What to produce
Your task is to copy each line that has the word "naseaux".

BEGIN Material

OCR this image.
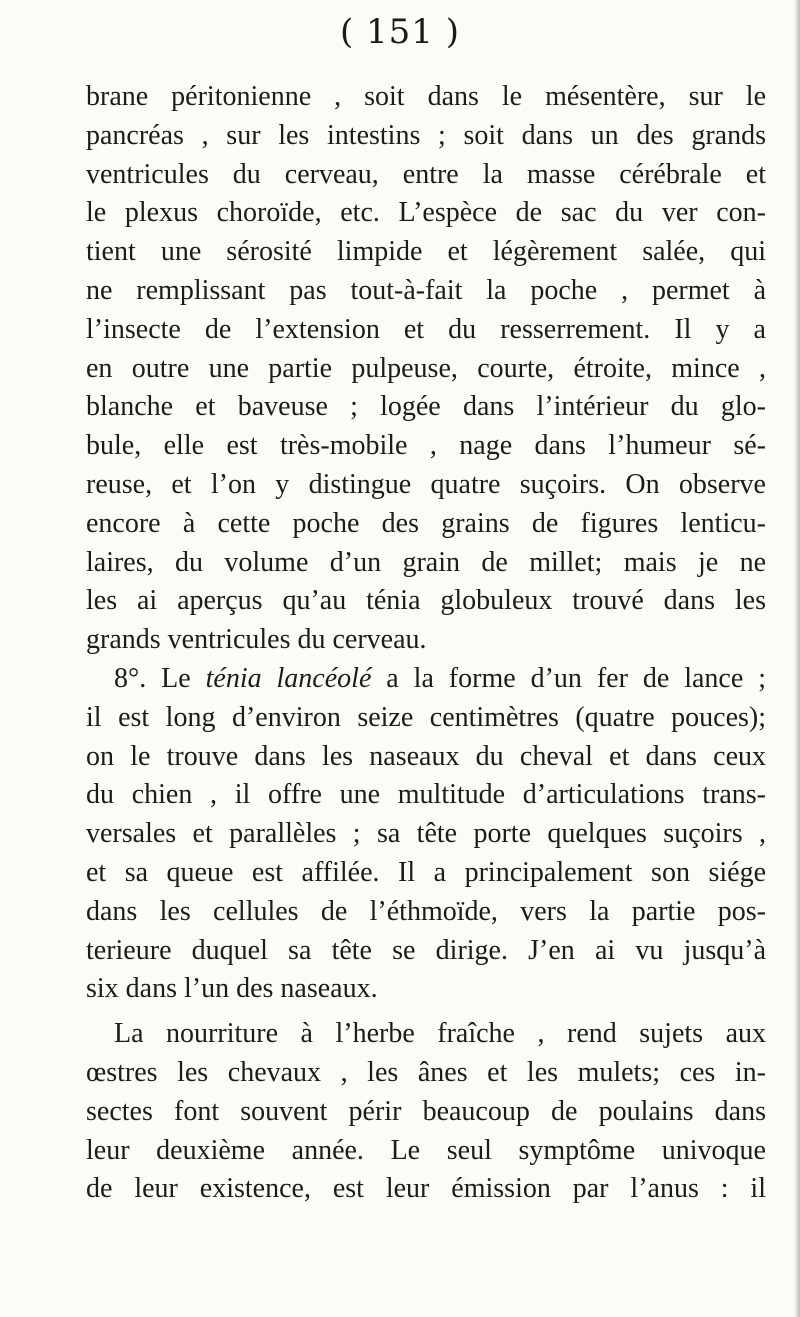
( 151 )
brane péritonienne , soit dans le mésentère, sur le
pancréas , sur les intestins ; soit dans un des grands
ventricules du cerveau, entre la masse cérébrale et
le plexus choroïde, etc. L’espèce de sac du ver con-
tient une sérosité limpide et légèrement salée, qui
ne remplissant pas tout-à-fait la poche , permet à
l’insecte de l’extension et du resserrement. Il y a
en outre une partie pulpeuse, courte, étroite, mince ,
blanche et baveuse ; logée dans l’intérieur du glo-
bule, elle est très-mobile , nage dans l’humeur sé-
reuse, et l’on y distingue quatre suçoirs. On observe
encore à cette poche des grains de figures lenticu-
laires, du volume d’un grain de millet; mais je ne
les ai aperçus qu’au ténia globuleux trouvé dans les
grands ventricules du cerveau.
8°. Le ténia lancéolé a la forme d’un fer de lance ;
il est long d’environ seize centimètres (quatre pouces);
on le trouve dans les naseaux du cheval et dans ceux
du chien , il offre une multitude d’articulations trans-
versales et parallèles ; sa tête porte quelques suçoirs ,
et sa queue est affilée. Il a principalement son siége
dans les cellules de l’éthmoïde, vers la partie pos-
terieure duquel sa tête se dirige. J’en ai vu jusqu’à
six dans l’un des naseaux.
La nourriture à l’herbe fraîche , rend sujets aux
œstres les chevaux , les ânes et les mulets; ces in-
sectes font souvent périr beaucoup de poulains dans
leur deuxième année. Le seul symptôme univoque
de leur existence, est leur émission par l’anus : il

END Material

Response to the task
on le trouve dans les naseaux du cheval et dans ceux
six dans l’un des naseaux.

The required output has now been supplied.